• **Goal**
Report how many lines contain "arcmin"; state the number and nothing else.

• **Input for this task**
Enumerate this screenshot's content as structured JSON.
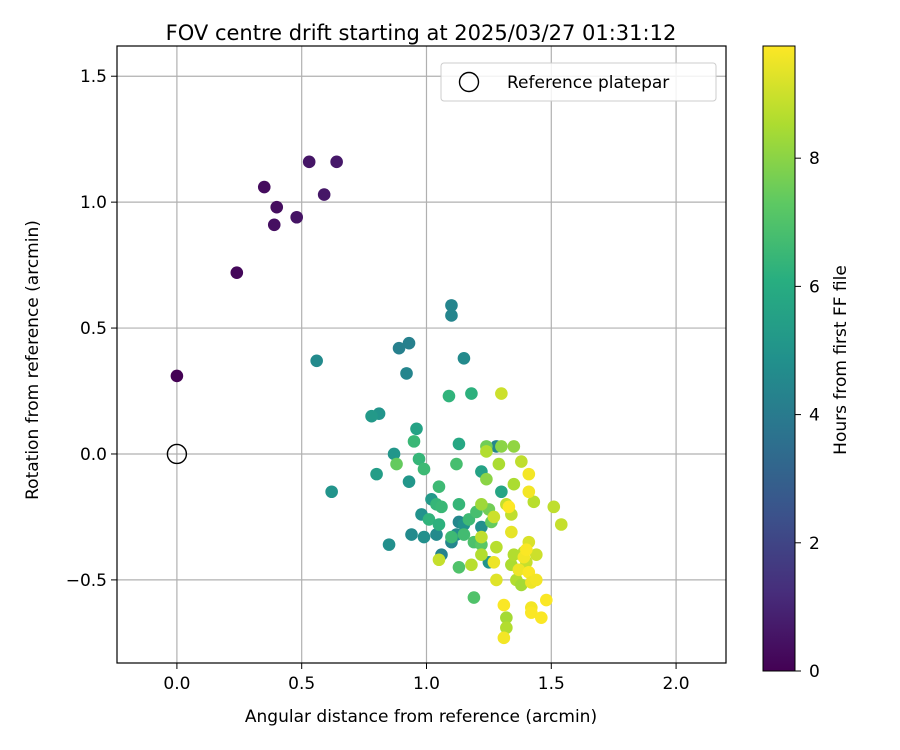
{
  "chart_data": {
    "type": "scatter",
    "title": "FOV centre drift starting at 2025/03/27 01:31:12",
    "xlabel": "Angular distance from reference (arcmin)",
    "ylabel": "Rotation from reference (arcmin)",
    "xlim": [
      -0.24,
      2.2
    ],
    "ylim": [
      -0.83,
      1.62
    ],
    "xticks": [
      0.0,
      0.5,
      1.0,
      1.5,
      2.0
    ],
    "xtick_labels": [
      "0.0",
      "0.5",
      "1.0",
      "1.5",
      "2.0"
    ],
    "yticks": [
      -0.5,
      0.0,
      0.5,
      1.0,
      1.5
    ],
    "ytick_labels": [
      "−0.5",
      "0.0",
      "0.5",
      "1.0",
      "1.5"
    ],
    "grid": true,
    "legend": {
      "position": "top-right",
      "entries": [
        "Reference platepar"
      ]
    },
    "reference_point": {
      "name": "Reference platepar",
      "x": 0.0,
      "y": 0.0
    },
    "colorbar": {
      "label": "Hours from first FF file",
      "colormap": "viridis",
      "range": [
        0,
        9.75
      ],
      "ticks": [
        0,
        2,
        4,
        6,
        8
      ],
      "tick_labels": [
        "0",
        "2",
        "4",
        "6",
        "8"
      ]
    },
    "points": [
      {
        "x": 0.0,
        "y": 0.31,
        "c": 0.0
      },
      {
        "x": 0.24,
        "y": 0.72,
        "c": 0.2
      },
      {
        "x": 0.35,
        "y": 1.06,
        "c": 0.3
      },
      {
        "x": 0.4,
        "y": 0.98,
        "c": 0.35
      },
      {
        "x": 0.39,
        "y": 0.91,
        "c": 0.4
      },
      {
        "x": 0.48,
        "y": 0.94,
        "c": 0.5
      },
      {
        "x": 0.53,
        "y": 1.16,
        "c": 0.55
      },
      {
        "x": 0.59,
        "y": 1.03,
        "c": 0.6
      },
      {
        "x": 0.64,
        "y": 1.16,
        "c": 0.65
      },
      {
        "x": 1.1,
        "y": 0.59,
        "c": 4.4
      },
      {
        "x": 1.1,
        "y": 0.55,
        "c": 4.4
      },
      {
        "x": 0.93,
        "y": 0.44,
        "c": 4.2
      },
      {
        "x": 0.89,
        "y": 0.42,
        "c": 4.2
      },
      {
        "x": 1.15,
        "y": 0.38,
        "c": 4.6
      },
      {
        "x": 0.56,
        "y": 0.37,
        "c": 4.6
      },
      {
        "x": 0.92,
        "y": 0.32,
        "c": 4.4
      },
      {
        "x": 0.81,
        "y": 0.16,
        "c": 5.0
      },
      {
        "x": 0.78,
        "y": 0.15,
        "c": 5.2
      },
      {
        "x": 0.96,
        "y": 0.1,
        "c": 5.6
      },
      {
        "x": 0.87,
        "y": 0.0,
        "c": 5.1
      },
      {
        "x": 0.8,
        "y": -0.08,
        "c": 5.4
      },
      {
        "x": 0.62,
        "y": -0.15,
        "c": 5.0
      },
      {
        "x": 0.93,
        "y": -0.11,
        "c": 5.1
      },
      {
        "x": 0.98,
        "y": -0.24,
        "c": 4.9
      },
      {
        "x": 1.02,
        "y": -0.18,
        "c": 5.2
      },
      {
        "x": 0.94,
        "y": -0.32,
        "c": 4.6
      },
      {
        "x": 0.99,
        "y": -0.33,
        "c": 4.8
      },
      {
        "x": 1.04,
        "y": -0.32,
        "c": 4.6
      },
      {
        "x": 0.85,
        "y": -0.36,
        "c": 4.8
      },
      {
        "x": 1.06,
        "y": -0.4,
        "c": 4.3
      },
      {
        "x": 1.1,
        "y": -0.35,
        "c": 4.5
      },
      {
        "x": 1.12,
        "y": -0.32,
        "c": 4.7
      },
      {
        "x": 1.13,
        "y": -0.27,
        "c": 4.5
      },
      {
        "x": 1.15,
        "y": -0.28,
        "c": 4.9
      },
      {
        "x": 1.22,
        "y": -0.29,
        "c": 4.8
      },
      {
        "x": 1.28,
        "y": 0.03,
        "c": 4.4
      },
      {
        "x": 1.25,
        "y": -0.43,
        "c": 5.0
      },
      {
        "x": 1.3,
        "y": -0.15,
        "c": 5.7
      },
      {
        "x": 1.22,
        "y": -0.07,
        "c": 5.6
      },
      {
        "x": 1.13,
        "y": 0.04,
        "c": 5.8
      },
      {
        "x": 1.09,
        "y": 0.23,
        "c": 6.3
      },
      {
        "x": 1.18,
        "y": 0.24,
        "c": 6.2
      },
      {
        "x": 0.95,
        "y": 0.05,
        "c": 6.5
      },
      {
        "x": 0.97,
        "y": -0.02,
        "c": 6.4
      },
      {
        "x": 0.99,
        "y": -0.06,
        "c": 6.6
      },
      {
        "x": 0.88,
        "y": -0.04,
        "c": 7.4
      },
      {
        "x": 1.12,
        "y": -0.04,
        "c": 6.8
      },
      {
        "x": 1.05,
        "y": -0.13,
        "c": 6.6
      },
      {
        "x": 1.04,
        "y": -0.2,
        "c": 6.4
      },
      {
        "x": 1.06,
        "y": -0.21,
        "c": 6.5
      },
      {
        "x": 1.13,
        "y": -0.2,
        "c": 6.4
      },
      {
        "x": 1.17,
        "y": -0.26,
        "c": 6.6
      },
      {
        "x": 1.2,
        "y": -0.23,
        "c": 6.8
      },
      {
        "x": 1.01,
        "y": -0.26,
        "c": 6.3
      },
      {
        "x": 1.05,
        "y": -0.28,
        "c": 6.2
      },
      {
        "x": 1.1,
        "y": -0.33,
        "c": 6.6
      },
      {
        "x": 1.15,
        "y": -0.32,
        "c": 6.7
      },
      {
        "x": 1.19,
        "y": -0.35,
        "c": 6.9
      },
      {
        "x": 1.13,
        "y": -0.45,
        "c": 7.0
      },
      {
        "x": 1.19,
        "y": -0.57,
        "c": 7.0
      },
      {
        "x": 1.22,
        "y": -0.36,
        "c": 7.2
      },
      {
        "x": 1.25,
        "y": -0.22,
        "c": 7.6
      },
      {
        "x": 1.26,
        "y": -0.27,
        "c": 7.4
      },
      {
        "x": 1.24,
        "y": 0.03,
        "c": 7.6
      },
      {
        "x": 1.3,
        "y": 0.03,
        "c": 8.0
      },
      {
        "x": 1.35,
        "y": 0.03,
        "c": 8.1
      },
      {
        "x": 1.24,
        "y": -0.1,
        "c": 8.0
      },
      {
        "x": 1.22,
        "y": -0.2,
        "c": 8.3
      },
      {
        "x": 1.29,
        "y": -0.04,
        "c": 8.5
      },
      {
        "x": 1.35,
        "y": -0.12,
        "c": 8.5
      },
      {
        "x": 1.24,
        "y": 0.01,
        "c": 8.6
      },
      {
        "x": 1.3,
        "y": 0.24,
        "c": 9.0
      },
      {
        "x": 1.38,
        "y": -0.03,
        "c": 8.8
      },
      {
        "x": 1.43,
        "y": -0.19,
        "c": 8.7
      },
      {
        "x": 1.51,
        "y": -0.21,
        "c": 8.8
      },
      {
        "x": 1.54,
        "y": -0.28,
        "c": 8.9
      },
      {
        "x": 1.05,
        "y": -0.42,
        "c": 8.9
      },
      {
        "x": 1.18,
        "y": -0.44,
        "c": 8.7
      },
      {
        "x": 1.22,
        "y": -0.4,
        "c": 8.6
      },
      {
        "x": 1.22,
        "y": -0.33,
        "c": 8.8
      },
      {
        "x": 1.27,
        "y": -0.25,
        "c": 9.0
      },
      {
        "x": 1.28,
        "y": -0.37,
        "c": 8.7
      },
      {
        "x": 1.32,
        "y": -0.2,
        "c": 8.9
      },
      {
        "x": 1.34,
        "y": -0.24,
        "c": 8.8
      },
      {
        "x": 1.34,
        "y": -0.44,
        "c": 8.5
      },
      {
        "x": 1.36,
        "y": -0.5,
        "c": 8.6
      },
      {
        "x": 1.38,
        "y": -0.52,
        "c": 8.4
      },
      {
        "x": 1.39,
        "y": -0.39,
        "c": 8.7
      },
      {
        "x": 1.4,
        "y": -0.43,
        "c": 8.9
      },
      {
        "x": 1.41,
        "y": -0.35,
        "c": 9.2
      },
      {
        "x": 1.35,
        "y": -0.4,
        "c": 8.6
      },
      {
        "x": 1.44,
        "y": -0.4,
        "c": 9.0
      },
      {
        "x": 1.32,
        "y": -0.65,
        "c": 8.4
      },
      {
        "x": 1.32,
        "y": -0.69,
        "c": 8.6
      },
      {
        "x": 1.27,
        "y": -0.43,
        "c": 9.5
      },
      {
        "x": 1.28,
        "y": -0.5,
        "c": 9.3
      },
      {
        "x": 1.31,
        "y": -0.6,
        "c": 9.7
      },
      {
        "x": 1.31,
        "y": -0.73,
        "c": 9.6
      },
      {
        "x": 1.34,
        "y": -0.31,
        "c": 9.4
      },
      {
        "x": 1.37,
        "y": -0.46,
        "c": 9.5
      },
      {
        "x": 1.39,
        "y": -0.41,
        "c": 9.6
      },
      {
        "x": 1.41,
        "y": -0.47,
        "c": 9.7
      },
      {
        "x": 1.41,
        "y": -0.08,
        "c": 9.6
      },
      {
        "x": 1.41,
        "y": -0.15,
        "c": 9.6
      },
      {
        "x": 1.42,
        "y": -0.51,
        "c": 9.5
      },
      {
        "x": 1.42,
        "y": -0.61,
        "c": 9.6
      },
      {
        "x": 1.42,
        "y": -0.63,
        "c": 9.7
      },
      {
        "x": 1.44,
        "y": -0.5,
        "c": 9.6
      },
      {
        "x": 1.46,
        "y": -0.65,
        "c": 9.7
      },
      {
        "x": 1.48,
        "y": -0.58,
        "c": 9.7
      },
      {
        "x": 1.4,
        "y": -0.38,
        "c": 9.7
      },
      {
        "x": 1.33,
        "y": -0.21,
        "c": 9.8
      }
    ]
  }
}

• **Task solution**
2